▸ WHAT THE EXERCISE ASKS
From the listing below, pull out all lines with "down" in them.

▸ Data entries
==*==
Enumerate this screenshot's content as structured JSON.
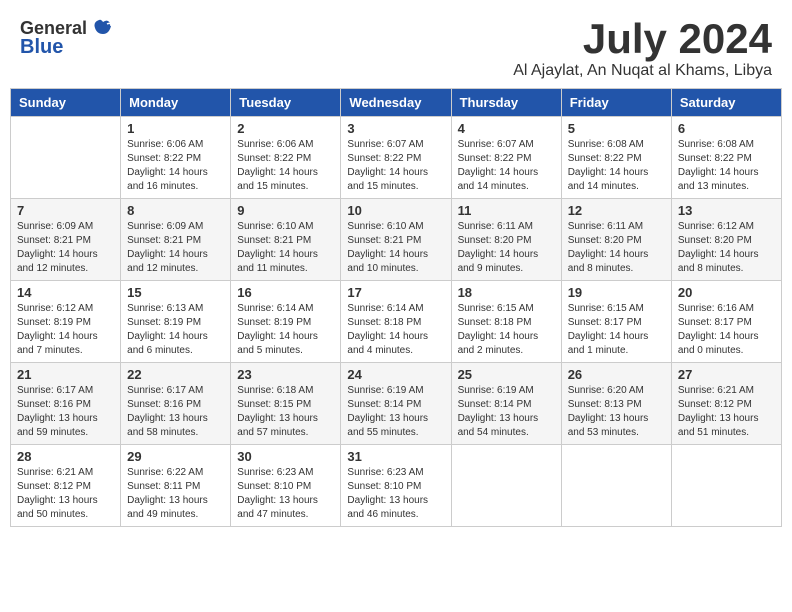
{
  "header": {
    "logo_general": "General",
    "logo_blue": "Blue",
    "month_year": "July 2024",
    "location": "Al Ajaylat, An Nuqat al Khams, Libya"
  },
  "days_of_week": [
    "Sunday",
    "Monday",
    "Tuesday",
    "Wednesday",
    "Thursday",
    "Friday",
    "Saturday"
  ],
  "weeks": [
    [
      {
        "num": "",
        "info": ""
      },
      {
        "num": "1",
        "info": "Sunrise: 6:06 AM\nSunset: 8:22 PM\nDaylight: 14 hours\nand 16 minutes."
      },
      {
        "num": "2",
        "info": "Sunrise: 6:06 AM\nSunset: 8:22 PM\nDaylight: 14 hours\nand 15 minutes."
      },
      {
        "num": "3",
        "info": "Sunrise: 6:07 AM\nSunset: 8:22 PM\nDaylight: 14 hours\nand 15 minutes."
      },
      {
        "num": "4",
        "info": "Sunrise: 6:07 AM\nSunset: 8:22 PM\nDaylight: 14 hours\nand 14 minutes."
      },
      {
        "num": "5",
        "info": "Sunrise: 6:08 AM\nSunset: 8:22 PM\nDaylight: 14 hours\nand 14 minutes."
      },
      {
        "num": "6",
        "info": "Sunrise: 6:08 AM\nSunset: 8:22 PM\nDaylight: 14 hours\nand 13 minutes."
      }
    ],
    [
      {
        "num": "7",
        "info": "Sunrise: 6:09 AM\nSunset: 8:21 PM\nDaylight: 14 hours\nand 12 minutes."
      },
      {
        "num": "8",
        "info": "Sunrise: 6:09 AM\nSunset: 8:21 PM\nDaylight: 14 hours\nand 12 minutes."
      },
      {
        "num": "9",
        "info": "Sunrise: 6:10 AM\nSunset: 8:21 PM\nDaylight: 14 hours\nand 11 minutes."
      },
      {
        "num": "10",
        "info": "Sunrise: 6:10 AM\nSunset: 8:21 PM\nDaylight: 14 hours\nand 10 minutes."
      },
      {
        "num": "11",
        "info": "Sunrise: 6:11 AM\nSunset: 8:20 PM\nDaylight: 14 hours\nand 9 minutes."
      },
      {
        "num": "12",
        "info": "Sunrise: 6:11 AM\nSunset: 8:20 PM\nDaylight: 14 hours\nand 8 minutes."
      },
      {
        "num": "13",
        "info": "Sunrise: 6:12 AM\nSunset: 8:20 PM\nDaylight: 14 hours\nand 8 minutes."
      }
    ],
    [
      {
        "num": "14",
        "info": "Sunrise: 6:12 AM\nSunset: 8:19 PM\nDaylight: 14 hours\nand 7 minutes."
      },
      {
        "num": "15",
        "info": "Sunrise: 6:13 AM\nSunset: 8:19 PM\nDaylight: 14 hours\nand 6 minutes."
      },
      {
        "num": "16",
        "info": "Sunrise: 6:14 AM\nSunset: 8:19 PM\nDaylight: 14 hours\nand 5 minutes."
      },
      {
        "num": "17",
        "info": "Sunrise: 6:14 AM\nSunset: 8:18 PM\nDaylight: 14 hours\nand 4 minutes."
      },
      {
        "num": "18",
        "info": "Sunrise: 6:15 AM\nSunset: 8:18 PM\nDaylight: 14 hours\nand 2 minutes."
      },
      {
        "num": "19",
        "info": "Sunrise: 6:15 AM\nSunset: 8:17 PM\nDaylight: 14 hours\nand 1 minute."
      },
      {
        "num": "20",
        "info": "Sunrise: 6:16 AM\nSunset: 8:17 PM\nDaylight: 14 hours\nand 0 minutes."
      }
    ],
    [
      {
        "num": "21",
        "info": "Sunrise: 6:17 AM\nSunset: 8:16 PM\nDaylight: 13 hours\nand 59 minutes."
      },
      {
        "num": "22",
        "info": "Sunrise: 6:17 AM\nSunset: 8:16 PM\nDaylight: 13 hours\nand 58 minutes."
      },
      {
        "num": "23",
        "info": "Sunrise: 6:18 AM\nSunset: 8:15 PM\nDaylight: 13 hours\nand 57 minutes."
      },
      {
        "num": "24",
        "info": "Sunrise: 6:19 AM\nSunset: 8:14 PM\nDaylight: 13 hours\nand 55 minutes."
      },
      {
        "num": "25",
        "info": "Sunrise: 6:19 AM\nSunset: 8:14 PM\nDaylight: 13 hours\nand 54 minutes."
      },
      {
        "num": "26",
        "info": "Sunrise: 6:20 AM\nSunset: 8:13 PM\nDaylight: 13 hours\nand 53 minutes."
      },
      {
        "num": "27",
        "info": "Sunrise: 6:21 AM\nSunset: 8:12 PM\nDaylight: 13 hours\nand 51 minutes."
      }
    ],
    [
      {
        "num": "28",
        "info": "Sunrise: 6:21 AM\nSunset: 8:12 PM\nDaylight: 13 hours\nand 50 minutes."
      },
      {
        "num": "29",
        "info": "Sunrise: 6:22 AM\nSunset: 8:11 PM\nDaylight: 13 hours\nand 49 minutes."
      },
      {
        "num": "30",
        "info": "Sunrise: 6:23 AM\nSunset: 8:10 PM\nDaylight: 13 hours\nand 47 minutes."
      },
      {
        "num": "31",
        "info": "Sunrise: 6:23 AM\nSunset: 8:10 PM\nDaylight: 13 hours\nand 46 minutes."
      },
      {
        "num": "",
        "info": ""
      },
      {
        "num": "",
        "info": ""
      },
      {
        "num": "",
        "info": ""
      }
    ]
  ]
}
==*==
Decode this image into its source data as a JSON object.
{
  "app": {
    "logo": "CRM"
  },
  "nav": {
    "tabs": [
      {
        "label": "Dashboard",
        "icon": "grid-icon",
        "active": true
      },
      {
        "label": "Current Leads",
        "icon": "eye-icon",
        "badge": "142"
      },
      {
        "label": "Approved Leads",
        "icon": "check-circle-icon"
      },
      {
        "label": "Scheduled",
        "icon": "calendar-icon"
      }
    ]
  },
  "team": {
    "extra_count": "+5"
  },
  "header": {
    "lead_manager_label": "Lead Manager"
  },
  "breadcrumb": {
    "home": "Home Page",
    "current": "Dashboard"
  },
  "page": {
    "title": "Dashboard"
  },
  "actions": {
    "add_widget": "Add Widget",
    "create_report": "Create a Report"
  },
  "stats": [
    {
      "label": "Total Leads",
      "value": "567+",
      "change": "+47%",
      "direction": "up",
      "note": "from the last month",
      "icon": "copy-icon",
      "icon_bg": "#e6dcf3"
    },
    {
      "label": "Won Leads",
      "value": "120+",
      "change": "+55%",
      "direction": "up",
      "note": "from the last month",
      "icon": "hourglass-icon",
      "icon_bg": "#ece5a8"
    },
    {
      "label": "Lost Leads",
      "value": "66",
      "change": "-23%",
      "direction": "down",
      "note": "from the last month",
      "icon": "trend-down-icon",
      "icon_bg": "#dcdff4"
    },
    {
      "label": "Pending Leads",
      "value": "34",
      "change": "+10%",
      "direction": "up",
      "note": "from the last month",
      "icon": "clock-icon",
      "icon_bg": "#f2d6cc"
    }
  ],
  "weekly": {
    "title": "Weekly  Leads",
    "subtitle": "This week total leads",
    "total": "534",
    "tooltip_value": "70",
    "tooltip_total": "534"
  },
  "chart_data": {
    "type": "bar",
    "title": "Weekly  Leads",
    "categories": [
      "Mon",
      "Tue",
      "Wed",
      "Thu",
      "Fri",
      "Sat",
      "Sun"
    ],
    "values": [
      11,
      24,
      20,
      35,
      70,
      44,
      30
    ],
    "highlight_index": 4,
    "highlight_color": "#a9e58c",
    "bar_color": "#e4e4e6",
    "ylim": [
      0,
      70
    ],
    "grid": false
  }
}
==*==
▸ FULL SOLUTION
      "direction": "down",
      "icon": "trend-down-icon",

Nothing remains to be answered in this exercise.